Data in this exercise >>
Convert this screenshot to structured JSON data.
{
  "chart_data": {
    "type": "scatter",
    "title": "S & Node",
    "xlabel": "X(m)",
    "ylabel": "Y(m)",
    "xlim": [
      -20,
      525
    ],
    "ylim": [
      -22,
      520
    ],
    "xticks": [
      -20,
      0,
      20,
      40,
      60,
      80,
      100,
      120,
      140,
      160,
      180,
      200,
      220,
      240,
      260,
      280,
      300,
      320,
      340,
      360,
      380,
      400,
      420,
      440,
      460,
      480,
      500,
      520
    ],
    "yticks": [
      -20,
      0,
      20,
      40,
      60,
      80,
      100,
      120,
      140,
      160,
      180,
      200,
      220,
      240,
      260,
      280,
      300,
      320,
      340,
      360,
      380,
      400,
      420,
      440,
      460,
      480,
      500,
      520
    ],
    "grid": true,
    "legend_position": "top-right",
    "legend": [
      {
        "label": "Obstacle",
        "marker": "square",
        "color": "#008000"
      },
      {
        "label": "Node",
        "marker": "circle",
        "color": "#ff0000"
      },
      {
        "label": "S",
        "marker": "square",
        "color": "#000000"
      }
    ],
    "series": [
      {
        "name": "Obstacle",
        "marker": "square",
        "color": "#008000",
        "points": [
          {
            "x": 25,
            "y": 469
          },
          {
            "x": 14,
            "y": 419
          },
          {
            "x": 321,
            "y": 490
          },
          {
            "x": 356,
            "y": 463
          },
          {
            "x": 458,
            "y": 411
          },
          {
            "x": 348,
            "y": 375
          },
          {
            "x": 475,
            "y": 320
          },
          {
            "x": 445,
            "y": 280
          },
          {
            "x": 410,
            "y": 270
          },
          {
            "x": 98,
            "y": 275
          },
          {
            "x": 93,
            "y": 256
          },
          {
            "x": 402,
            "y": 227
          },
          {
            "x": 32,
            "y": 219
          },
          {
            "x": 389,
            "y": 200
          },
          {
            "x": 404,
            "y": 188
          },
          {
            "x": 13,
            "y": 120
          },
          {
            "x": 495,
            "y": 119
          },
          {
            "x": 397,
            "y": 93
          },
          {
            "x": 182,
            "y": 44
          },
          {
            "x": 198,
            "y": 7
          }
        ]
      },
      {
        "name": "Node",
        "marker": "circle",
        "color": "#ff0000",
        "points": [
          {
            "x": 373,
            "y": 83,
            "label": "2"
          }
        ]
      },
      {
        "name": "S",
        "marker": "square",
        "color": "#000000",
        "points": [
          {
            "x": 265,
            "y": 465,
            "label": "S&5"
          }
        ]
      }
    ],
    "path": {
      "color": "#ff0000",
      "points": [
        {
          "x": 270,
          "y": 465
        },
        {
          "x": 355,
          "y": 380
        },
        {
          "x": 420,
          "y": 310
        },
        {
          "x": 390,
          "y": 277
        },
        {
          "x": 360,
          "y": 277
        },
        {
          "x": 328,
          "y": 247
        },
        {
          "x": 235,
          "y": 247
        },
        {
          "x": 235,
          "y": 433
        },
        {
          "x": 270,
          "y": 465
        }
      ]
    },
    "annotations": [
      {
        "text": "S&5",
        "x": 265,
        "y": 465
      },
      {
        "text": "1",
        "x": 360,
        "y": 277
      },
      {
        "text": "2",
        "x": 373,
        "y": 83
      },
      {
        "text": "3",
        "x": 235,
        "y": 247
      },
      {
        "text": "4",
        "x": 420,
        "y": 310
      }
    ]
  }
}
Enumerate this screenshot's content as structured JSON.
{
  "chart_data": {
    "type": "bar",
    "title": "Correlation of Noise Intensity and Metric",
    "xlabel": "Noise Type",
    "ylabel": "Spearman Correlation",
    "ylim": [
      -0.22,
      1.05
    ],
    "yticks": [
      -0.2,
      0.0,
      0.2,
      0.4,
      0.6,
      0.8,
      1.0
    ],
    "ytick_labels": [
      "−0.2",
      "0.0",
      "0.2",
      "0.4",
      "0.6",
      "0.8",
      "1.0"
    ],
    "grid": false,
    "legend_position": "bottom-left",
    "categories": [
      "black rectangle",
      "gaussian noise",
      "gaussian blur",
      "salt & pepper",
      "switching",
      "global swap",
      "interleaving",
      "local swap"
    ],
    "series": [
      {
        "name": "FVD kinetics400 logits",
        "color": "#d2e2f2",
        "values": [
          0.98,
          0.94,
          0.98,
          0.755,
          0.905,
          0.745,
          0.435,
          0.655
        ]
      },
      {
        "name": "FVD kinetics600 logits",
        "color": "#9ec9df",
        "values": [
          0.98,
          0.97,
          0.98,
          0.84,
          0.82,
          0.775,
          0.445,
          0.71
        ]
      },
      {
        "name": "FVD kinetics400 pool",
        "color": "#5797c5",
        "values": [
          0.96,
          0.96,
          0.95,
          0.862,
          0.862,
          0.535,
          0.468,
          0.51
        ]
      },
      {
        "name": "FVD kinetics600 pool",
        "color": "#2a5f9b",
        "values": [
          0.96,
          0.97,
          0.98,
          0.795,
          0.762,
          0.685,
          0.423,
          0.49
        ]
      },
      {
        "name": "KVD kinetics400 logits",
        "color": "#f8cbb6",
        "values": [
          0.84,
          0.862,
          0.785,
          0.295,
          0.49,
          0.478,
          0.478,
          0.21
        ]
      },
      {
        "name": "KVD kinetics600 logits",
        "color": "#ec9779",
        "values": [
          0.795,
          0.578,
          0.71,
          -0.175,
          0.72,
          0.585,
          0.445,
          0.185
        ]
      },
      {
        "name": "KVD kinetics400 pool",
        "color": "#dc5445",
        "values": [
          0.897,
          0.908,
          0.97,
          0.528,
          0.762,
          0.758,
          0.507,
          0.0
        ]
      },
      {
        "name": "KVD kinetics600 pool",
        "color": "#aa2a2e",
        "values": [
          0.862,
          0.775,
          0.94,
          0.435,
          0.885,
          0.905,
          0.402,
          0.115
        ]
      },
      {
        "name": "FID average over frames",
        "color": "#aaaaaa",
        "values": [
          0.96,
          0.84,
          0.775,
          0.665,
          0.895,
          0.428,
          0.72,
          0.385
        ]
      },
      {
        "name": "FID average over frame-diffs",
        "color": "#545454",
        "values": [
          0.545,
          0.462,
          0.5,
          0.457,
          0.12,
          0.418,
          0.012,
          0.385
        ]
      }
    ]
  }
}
--
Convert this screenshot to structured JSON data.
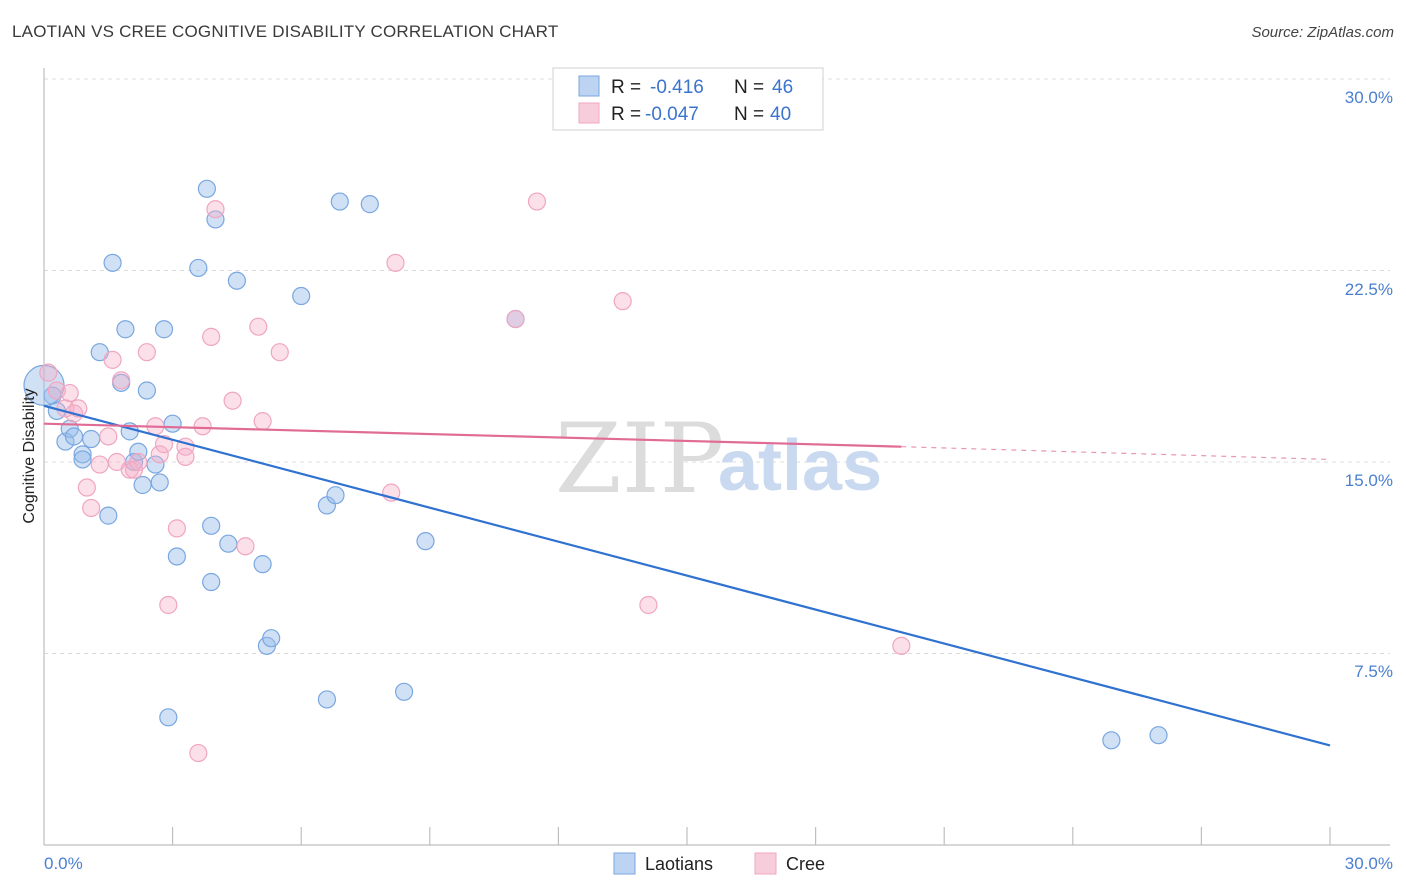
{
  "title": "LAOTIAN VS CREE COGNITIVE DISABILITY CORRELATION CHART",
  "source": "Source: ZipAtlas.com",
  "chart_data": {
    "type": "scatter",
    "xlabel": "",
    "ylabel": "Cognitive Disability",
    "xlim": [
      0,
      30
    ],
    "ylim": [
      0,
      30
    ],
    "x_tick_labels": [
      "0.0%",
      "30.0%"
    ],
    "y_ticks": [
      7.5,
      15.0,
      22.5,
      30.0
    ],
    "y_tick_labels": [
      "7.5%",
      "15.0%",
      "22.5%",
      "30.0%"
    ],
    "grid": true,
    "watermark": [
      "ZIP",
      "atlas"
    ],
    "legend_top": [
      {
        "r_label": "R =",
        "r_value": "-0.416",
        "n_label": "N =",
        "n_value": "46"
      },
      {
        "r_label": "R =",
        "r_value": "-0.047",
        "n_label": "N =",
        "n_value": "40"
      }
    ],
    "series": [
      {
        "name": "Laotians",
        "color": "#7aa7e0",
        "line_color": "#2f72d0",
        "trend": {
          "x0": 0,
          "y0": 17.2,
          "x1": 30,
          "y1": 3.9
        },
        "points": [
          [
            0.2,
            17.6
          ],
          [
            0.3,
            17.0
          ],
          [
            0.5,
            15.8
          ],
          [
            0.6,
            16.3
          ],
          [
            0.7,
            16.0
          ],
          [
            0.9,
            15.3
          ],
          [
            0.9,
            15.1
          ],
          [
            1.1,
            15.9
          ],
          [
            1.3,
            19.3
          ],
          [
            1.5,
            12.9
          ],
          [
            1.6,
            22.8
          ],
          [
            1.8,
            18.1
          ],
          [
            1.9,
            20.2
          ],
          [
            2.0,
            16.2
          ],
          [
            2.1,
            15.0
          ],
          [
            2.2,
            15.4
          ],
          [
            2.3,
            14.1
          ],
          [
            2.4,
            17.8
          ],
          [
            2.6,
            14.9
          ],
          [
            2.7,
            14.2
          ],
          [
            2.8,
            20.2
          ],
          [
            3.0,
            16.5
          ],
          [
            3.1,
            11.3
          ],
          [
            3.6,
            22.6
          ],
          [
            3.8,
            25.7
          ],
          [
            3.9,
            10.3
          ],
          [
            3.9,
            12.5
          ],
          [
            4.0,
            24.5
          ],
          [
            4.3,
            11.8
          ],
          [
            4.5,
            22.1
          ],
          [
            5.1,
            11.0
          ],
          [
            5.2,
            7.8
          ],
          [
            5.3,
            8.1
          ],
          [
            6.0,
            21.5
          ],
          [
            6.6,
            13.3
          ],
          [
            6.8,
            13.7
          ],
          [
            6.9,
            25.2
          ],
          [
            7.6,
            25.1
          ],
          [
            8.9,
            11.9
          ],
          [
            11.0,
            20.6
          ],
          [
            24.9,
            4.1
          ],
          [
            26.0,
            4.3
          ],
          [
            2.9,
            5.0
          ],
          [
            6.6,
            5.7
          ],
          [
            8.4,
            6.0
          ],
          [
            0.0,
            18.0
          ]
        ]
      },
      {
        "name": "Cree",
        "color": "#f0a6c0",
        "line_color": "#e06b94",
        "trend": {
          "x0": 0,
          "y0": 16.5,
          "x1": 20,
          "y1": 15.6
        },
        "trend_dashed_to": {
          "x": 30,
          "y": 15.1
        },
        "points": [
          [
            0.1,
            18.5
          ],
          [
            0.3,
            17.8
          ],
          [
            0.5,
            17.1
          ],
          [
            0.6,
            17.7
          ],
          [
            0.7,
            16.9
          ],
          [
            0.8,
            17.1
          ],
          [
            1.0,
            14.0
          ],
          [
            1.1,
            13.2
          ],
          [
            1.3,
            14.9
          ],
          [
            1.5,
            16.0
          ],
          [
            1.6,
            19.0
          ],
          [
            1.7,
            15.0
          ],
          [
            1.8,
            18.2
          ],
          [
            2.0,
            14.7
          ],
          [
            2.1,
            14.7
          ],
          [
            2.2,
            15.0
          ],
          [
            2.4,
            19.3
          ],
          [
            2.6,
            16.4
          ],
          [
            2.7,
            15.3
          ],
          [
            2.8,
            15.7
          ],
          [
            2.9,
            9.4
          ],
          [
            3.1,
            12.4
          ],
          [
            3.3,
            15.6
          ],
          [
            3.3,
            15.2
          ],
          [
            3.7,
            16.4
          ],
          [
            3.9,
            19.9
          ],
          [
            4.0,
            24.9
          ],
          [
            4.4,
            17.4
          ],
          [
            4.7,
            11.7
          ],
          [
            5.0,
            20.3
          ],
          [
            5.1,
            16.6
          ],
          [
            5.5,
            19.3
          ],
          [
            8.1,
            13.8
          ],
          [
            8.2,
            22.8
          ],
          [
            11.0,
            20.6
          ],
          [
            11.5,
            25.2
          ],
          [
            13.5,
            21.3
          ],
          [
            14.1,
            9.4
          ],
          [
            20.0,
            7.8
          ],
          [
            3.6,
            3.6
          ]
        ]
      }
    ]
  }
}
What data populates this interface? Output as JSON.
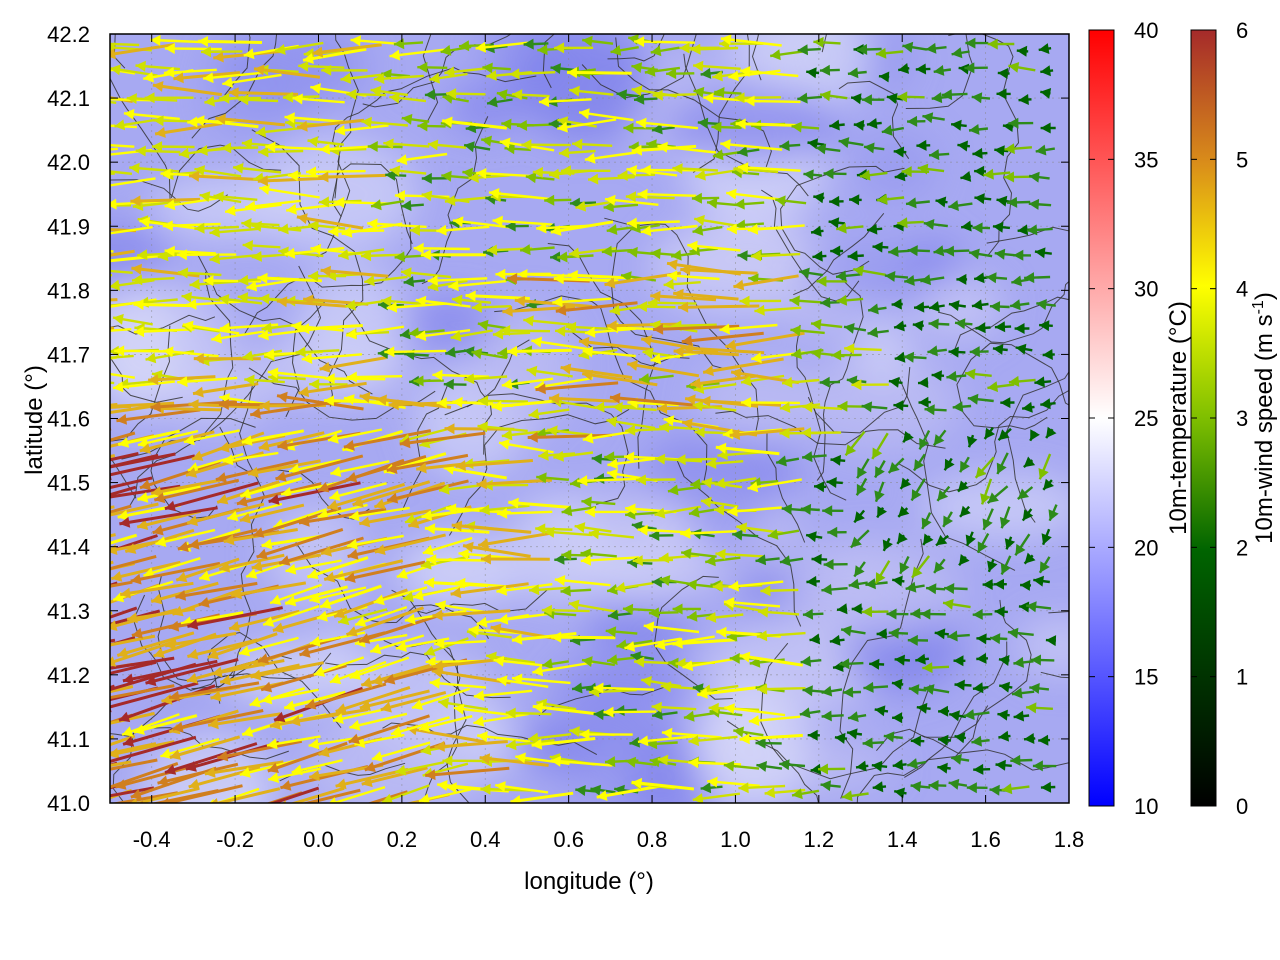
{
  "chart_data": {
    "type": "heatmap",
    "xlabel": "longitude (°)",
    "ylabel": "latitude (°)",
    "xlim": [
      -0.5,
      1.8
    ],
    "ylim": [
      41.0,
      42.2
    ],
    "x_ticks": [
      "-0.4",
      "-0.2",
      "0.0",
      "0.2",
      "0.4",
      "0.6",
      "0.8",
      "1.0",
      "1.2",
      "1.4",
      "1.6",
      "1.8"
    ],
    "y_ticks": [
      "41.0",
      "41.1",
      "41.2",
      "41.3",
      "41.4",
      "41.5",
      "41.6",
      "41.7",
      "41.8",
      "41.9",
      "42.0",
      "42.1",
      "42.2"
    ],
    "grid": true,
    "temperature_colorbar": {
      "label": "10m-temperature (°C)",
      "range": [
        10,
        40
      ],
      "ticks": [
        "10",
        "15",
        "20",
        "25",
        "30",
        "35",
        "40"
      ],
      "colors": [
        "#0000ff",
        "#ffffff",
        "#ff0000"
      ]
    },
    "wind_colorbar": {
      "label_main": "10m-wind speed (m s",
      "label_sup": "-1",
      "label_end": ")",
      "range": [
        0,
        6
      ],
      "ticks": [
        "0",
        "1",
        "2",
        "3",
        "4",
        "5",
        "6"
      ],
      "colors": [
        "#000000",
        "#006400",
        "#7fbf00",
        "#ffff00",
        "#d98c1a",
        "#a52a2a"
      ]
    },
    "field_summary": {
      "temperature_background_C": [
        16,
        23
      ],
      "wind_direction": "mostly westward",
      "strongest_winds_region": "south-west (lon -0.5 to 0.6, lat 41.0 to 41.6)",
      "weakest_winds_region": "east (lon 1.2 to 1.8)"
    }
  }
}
* * *
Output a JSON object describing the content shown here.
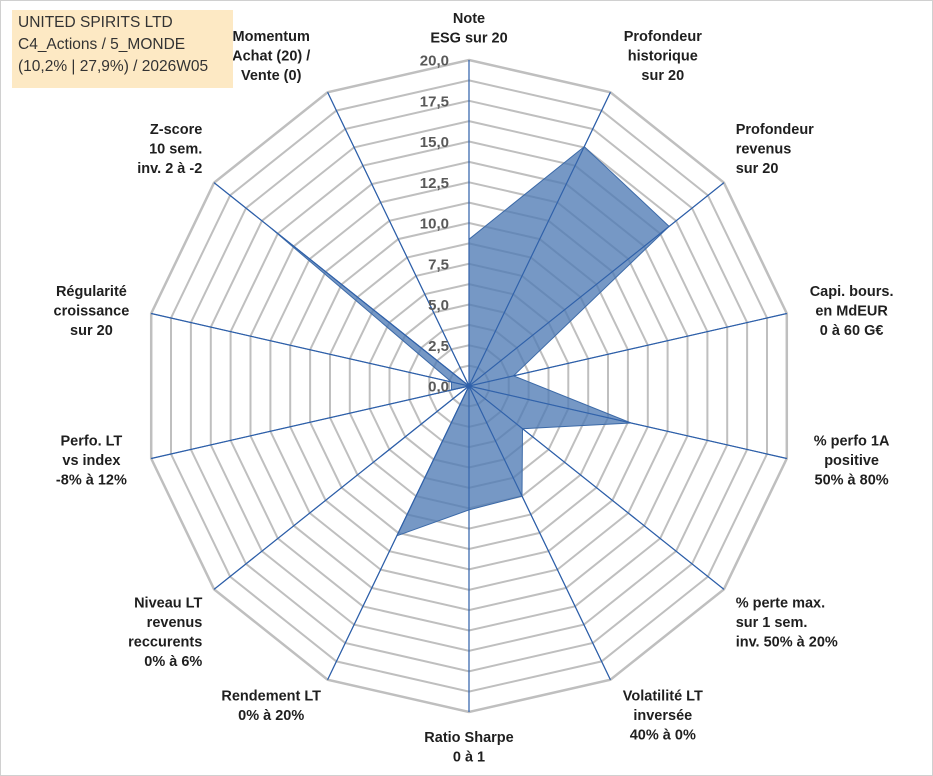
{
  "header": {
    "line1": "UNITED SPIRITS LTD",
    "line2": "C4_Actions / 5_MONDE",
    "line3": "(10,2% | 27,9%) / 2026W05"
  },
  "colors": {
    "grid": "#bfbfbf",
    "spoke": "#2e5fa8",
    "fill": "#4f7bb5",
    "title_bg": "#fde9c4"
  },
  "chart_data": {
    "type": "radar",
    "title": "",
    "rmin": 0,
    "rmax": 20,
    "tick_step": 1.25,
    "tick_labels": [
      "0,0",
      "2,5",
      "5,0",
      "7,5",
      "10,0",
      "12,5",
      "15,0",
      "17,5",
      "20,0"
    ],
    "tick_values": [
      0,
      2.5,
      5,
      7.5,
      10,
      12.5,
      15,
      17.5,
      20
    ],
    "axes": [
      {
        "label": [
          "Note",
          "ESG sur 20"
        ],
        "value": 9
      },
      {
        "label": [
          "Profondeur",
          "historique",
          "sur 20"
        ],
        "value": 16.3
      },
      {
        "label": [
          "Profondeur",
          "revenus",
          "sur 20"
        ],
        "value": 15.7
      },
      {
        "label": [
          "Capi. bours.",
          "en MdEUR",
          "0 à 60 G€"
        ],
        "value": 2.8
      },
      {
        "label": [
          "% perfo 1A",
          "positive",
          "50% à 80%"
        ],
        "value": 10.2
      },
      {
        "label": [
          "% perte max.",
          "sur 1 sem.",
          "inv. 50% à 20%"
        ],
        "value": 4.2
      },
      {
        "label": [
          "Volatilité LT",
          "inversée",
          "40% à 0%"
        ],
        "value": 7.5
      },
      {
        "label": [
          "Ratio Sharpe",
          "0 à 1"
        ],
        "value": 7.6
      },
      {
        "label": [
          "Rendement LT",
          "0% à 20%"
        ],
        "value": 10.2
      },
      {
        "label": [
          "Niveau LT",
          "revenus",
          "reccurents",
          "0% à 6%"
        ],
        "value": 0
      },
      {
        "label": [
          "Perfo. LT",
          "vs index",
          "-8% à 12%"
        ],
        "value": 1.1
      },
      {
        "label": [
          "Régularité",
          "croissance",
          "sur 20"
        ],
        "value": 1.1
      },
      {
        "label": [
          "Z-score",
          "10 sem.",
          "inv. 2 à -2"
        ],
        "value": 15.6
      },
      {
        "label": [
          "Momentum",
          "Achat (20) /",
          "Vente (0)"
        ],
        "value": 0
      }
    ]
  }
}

Exercise aim >>
Filter the entries and copy out every line with the word "JSON".

Response to the task >>
Convert this screenshot to structured JSON data.
Enumerate this screenshot's content as structured JSON.
Convert this screenshot to structured JSON data.
What data populates this interface? Output as JSON.
Output a JSON object describing the content shown here.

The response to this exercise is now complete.